**WHAT YOU ARE ASKED TO DO:**
Repeat exactly each line of the data provided below.

---+---

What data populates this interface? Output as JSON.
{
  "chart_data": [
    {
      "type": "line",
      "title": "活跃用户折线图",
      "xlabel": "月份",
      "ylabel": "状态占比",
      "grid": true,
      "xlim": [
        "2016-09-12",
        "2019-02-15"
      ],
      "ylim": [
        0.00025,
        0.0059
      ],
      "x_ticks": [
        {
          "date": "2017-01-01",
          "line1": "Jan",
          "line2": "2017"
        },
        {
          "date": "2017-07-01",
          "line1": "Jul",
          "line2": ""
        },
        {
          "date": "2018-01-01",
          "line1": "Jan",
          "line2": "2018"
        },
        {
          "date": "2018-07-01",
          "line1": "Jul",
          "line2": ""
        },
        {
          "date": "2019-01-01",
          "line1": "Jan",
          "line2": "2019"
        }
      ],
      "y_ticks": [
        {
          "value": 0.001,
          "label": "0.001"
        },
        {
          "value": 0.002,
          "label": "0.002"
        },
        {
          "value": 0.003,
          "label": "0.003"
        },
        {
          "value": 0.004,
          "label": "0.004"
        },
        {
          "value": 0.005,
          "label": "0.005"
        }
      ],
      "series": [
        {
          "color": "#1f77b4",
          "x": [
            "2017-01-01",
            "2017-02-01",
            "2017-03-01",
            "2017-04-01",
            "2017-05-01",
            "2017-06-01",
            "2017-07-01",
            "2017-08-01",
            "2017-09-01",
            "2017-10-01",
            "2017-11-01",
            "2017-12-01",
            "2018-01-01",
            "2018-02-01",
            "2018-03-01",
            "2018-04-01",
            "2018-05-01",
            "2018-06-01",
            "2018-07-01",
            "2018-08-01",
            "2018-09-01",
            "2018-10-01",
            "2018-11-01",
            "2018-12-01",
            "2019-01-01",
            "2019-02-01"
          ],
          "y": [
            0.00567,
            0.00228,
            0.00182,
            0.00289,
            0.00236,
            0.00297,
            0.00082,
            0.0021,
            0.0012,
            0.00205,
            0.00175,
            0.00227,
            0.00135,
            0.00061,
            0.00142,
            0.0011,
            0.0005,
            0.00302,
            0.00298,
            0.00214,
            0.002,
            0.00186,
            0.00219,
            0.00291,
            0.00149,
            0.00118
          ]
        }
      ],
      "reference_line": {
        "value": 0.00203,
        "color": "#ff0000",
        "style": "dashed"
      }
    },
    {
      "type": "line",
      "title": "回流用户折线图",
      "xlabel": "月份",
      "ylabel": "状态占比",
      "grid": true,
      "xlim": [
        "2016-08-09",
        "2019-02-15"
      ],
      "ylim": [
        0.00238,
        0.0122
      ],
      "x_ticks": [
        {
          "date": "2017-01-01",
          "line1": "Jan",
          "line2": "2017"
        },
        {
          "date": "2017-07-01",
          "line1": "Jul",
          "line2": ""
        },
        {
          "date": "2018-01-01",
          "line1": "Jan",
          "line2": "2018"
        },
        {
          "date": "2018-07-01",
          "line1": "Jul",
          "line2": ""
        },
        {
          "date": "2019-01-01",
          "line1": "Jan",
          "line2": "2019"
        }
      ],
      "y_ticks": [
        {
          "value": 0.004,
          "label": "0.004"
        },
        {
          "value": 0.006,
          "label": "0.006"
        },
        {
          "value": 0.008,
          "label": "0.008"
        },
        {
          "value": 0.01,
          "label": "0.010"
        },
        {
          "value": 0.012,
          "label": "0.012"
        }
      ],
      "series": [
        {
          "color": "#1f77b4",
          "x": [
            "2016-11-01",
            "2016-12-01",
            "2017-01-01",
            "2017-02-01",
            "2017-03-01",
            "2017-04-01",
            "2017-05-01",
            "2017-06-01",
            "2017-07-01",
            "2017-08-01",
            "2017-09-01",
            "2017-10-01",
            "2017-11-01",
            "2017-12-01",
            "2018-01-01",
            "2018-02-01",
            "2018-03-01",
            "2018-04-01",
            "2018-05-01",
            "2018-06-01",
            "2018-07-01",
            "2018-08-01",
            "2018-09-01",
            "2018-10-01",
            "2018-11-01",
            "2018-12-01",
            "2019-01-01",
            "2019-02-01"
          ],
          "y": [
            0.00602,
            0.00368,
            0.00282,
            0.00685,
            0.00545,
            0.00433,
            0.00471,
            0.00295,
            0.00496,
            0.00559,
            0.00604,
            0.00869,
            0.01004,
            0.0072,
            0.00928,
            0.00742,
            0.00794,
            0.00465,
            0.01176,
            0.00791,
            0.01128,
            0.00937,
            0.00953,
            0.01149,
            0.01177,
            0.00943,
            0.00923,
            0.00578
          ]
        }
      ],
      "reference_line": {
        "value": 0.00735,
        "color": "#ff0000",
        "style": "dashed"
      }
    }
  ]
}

---+---

**SOLUTION BELOW:**
What data populates this interface? Output as JSON.
{
  "chart_data": [
    {
      "type": "line",
      "title": "活跃用户折线图",
      "xlabel": "月份",
      "ylabel": "状态占比",
      "grid": true,
      "xlim": [
        "2016-09-12",
        "2019-02-15"
      ],
      "ylim": [
        0.00025,
        0.0059
      ],
      "x_ticks": [
        {
          "date": "2017-01-01",
          "line1": "Jan",
          "line2": "2017"
        },
        {
          "date": "2017-07-01",
          "line1": "Jul",
          "line2": ""
        },
        {
          "date": "2018-01-01",
          "line1": "Jan",
          "line2": "2018"
        },
        {
          "date": "2018-07-01",
          "line1": "Jul",
          "line2": ""
        },
        {
          "date": "2019-01-01",
          "line1": "Jan",
          "line2": "2019"
        }
      ],
      "y_ticks": [
        {
          "value": 0.001,
          "label": "0.001"
        },
        {
          "value": 0.002,
          "label": "0.002"
        },
        {
          "value": 0.003,
          "label": "0.003"
        },
        {
          "value": 0.004,
          "label": "0.004"
        },
        {
          "value": 0.005,
          "label": "0.005"
        }
      ],
      "series": [
        {
          "color": "#1f77b4",
          "x": [
            "2017-01-01",
            "2017-02-01",
            "2017-03-01",
            "2017-04-01",
            "2017-05-01",
            "2017-06-01",
            "2017-07-01",
            "2017-08-01",
            "2017-09-01",
            "2017-10-01",
            "2017-11-01",
            "2017-12-01",
            "2018-01-01",
            "2018-02-01",
            "2018-03-01",
            "2018-04-01",
            "2018-05-01",
            "2018-06-01",
            "2018-07-01",
            "2018-08-01",
            "2018-09-01",
            "2018-10-01",
            "2018-11-01",
            "2018-12-01",
            "2019-01-01",
            "2019-02-01"
          ],
          "y": [
            0.00567,
            0.00228,
            0.00182,
            0.00289,
            0.00236,
            0.00297,
            0.00082,
            0.0021,
            0.0012,
            0.00205,
            0.00175,
            0.00227,
            0.00135,
            0.00061,
            0.00142,
            0.0011,
            0.0005,
            0.00302,
            0.00298,
            0.00214,
            0.002,
            0.00186,
            0.00219,
            0.00291,
            0.00149,
            0.00118
          ]
        }
      ],
      "reference_line": {
        "value": 0.00203,
        "color": "#ff0000",
        "style": "dashed"
      }
    },
    {
      "type": "line",
      "title": "回流用户折线图",
      "xlabel": "月份",
      "ylabel": "状态占比",
      "grid": true,
      "xlim": [
        "2016-08-09",
        "2019-02-15"
      ],
      "ylim": [
        0.00238,
        0.0122
      ],
      "x_ticks": [
        {
          "date": "2017-01-01",
          "line1": "Jan",
          "line2": "2017"
        },
        {
          "date": "2017-07-01",
          "line1": "Jul",
          "line2": ""
        },
        {
          "date": "2018-01-01",
          "line1": "Jan",
          "line2": "2018"
        },
        {
          "date": "2018-07-01",
          "line1": "Jul",
          "line2": ""
        },
        {
          "date": "2019-01-01",
          "line1": "Jan",
          "line2": "2019"
        }
      ],
      "y_ticks": [
        {
          "value": 0.004,
          "label": "0.004"
        },
        {
          "value": 0.006,
          "label": "0.006"
        },
        {
          "value": 0.008,
          "label": "0.008"
        },
        {
          "value": 0.01,
          "label": "0.010"
        },
        {
          "value": 0.012,
          "label": "0.012"
        }
      ],
      "series": [
        {
          "color": "#1f77b4",
          "x": [
            "2016-11-01",
            "2016-12-01",
            "2017-01-01",
            "2017-02-01",
            "2017-03-01",
            "2017-04-01",
            "2017-05-01",
            "2017-06-01",
            "2017-07-01",
            "2017-08-01",
            "2017-09-01",
            "2017-10-01",
            "2017-11-01",
            "2017-12-01",
            "2018-01-01",
            "2018-02-01",
            "2018-03-01",
            "2018-04-01",
            "2018-05-01",
            "2018-06-01",
            "2018-07-01",
            "2018-08-01",
            "2018-09-01",
            "2018-10-01",
            "2018-11-01",
            "2018-12-01",
            "2019-01-01",
            "2019-02-01"
          ],
          "y": [
            0.00602,
            0.00368,
            0.00282,
            0.00685,
            0.00545,
            0.00433,
            0.00471,
            0.00295,
            0.00496,
            0.00559,
            0.00604,
            0.00869,
            0.01004,
            0.0072,
            0.00928,
            0.00742,
            0.00794,
            0.00465,
            0.01176,
            0.00791,
            0.01128,
            0.00937,
            0.00953,
            0.01149,
            0.01177,
            0.00943,
            0.00923,
            0.00578
          ]
        }
      ],
      "reference_line": {
        "value": 0.00735,
        "color": "#ff0000",
        "style": "dashed"
      }
    }
  ]
}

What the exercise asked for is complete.